### [RESUELVA LO SIGUIENTE]
1. Indique si cada afirmación concuerda con el fragmento sobre el acogimiento familiar. Responda sí o no y cite literalmente las palabras del fragmento que lo determinan. (a) Las familias de acogida tienen fines adoptivos. (b) Uno de los requisitos para integrar el programa es tener más de 25 años. (c) La necesidad de familias es mayor en el sur de la provincia.
2. Cite textualmente el pasaje del fragmento sobre el acogimiento familiar comprendido entre "Gracias a la" y "al WhatsApp 03765-01-3246.", ambos incluidos.

La Coordinadora del Sistema de Acogimiento Familiar, Carla Valeria Bongers, presentó la convocatoria anual del programa conocido como Casa 3, que tiene como objetivo reunir familias solidarias dispuestas a alojar de manera temporal a niños, niñas y adolescentes que, por medidas judiciales o administrativas, no pueden convivir con su familia biológica.
“El acogimiento familiar pretende brindar un lugar seguro, amoroso y acogedor, evitando la institucionalización hasta que se resuelva la situación legal de cada niño. Es un puente entre la familia biológica y la declaración de adoptabilidad”, explicó Bongers.
La funcionaria remarcó que las familias de acogida no tienen fines adoptivos, sino que cumplen un rol transitorio y solidario. Para ser parte del programa, los requisitos incluyen: tener más de 25 años, residir al menos dos años en la provincia, no contar con antecedentes penales, poseer libre deuda de alimentantes morosos y someterse a evaluaciones psicofísicas.
Actualmente, muchos niños y adolescentes esperan ser acogidos.
“El ámbito más adecuado para acompañar su desarrollo y sanar vulneraciones de derechos es dentro de una familia. Por eso convocamos a quienes estén interesados y también a quienes puedan difundir la información o colaborar con las familias que ya realizan el acogimiento”, señaló Bongers.
Gracias a la difusión en municipios como Oberá y Apóstoles, se han sumado nuevas familias, aunque la necesidad es mayor en el norte de la provincia. Los interesados pueden acercarse a la Defensoría, escribir al correo [email protected] o comunicarse al WhatsApp 03765-01-3246.
“Es importante que las familias comprendan que el acogimiento es temporal y solidario. El registro único provincial garantiza que cada familia evaluada tenga claridad en su función y en el compromiso que asume”, concluyó Bongers.

### [ÍTEMS REGISTRADOS]
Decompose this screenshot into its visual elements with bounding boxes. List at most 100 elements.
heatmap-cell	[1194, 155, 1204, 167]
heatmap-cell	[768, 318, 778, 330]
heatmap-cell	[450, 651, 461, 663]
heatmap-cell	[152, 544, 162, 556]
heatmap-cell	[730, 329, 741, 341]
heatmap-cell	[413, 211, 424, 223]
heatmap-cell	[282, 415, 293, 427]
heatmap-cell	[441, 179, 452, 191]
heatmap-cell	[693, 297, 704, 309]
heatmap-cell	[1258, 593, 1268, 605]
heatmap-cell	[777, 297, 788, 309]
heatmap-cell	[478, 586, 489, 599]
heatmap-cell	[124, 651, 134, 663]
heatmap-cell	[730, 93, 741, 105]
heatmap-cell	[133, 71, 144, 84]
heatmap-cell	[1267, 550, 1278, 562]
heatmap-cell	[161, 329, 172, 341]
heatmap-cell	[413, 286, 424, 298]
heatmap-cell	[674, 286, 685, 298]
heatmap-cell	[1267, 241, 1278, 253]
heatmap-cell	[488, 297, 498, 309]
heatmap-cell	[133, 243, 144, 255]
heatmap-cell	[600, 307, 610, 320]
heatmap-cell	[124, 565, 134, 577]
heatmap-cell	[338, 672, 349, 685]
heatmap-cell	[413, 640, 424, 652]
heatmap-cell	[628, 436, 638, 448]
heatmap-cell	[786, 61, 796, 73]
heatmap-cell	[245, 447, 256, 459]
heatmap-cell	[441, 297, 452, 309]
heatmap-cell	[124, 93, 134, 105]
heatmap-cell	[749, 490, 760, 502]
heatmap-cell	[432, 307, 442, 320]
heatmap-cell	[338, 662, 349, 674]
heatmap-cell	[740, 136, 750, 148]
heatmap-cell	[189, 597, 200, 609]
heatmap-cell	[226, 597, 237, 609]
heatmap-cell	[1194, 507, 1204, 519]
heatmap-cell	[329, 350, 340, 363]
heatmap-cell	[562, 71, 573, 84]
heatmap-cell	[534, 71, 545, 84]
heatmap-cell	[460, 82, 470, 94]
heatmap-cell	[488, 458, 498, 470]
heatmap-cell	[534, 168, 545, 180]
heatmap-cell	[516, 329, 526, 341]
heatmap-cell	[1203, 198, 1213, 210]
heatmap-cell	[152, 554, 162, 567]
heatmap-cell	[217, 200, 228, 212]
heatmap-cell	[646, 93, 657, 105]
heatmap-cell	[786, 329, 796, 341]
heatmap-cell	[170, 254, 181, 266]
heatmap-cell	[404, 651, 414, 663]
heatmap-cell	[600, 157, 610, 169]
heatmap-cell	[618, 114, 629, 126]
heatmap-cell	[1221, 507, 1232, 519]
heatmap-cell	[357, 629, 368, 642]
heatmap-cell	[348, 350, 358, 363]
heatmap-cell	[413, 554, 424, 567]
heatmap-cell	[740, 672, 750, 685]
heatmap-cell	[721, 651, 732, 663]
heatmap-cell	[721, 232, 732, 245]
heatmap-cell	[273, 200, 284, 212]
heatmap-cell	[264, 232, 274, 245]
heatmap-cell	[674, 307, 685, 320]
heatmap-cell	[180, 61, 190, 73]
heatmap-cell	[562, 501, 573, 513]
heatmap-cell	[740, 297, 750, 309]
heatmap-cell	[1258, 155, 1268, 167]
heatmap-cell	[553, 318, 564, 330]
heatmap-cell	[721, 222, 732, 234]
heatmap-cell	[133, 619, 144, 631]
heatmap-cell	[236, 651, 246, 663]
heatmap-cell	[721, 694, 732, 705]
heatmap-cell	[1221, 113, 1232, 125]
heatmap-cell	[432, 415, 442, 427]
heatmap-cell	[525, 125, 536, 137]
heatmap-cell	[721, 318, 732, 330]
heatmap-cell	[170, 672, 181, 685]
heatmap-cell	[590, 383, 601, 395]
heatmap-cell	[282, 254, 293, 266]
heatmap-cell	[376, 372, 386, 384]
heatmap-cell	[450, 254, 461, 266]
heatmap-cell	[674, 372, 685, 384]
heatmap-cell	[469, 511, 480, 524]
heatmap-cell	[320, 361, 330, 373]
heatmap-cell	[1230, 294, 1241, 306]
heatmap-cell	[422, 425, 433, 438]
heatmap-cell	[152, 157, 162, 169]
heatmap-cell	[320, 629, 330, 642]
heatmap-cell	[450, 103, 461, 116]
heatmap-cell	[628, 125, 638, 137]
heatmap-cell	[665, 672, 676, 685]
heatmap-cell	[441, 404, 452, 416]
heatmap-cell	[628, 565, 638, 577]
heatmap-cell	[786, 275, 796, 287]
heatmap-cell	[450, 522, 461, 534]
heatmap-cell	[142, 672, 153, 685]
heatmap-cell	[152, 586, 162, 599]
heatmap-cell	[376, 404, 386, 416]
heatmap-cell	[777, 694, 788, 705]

### [RESULTADOS POR TAREA]
1.
(a) No: "las familias de acogida no tienen fines adoptivos, sino que cumplen un rol transitorio y solidario"
(b) Sí: "los requisitos incluyen: tener más de 25 años"
(c) No: "la necesidad es mayor en el norte de la provincia"

2.
Gracias a la difusión en municipios como Oberá y Apóstoles, se han sumado nuevas familias, aunque la necesidad es mayor en el norte de la provincia. Los interesados pueden acercarse a la Defensoría, escribir al correo [email protected] o comunicarse al WhatsApp 03765-01-3246.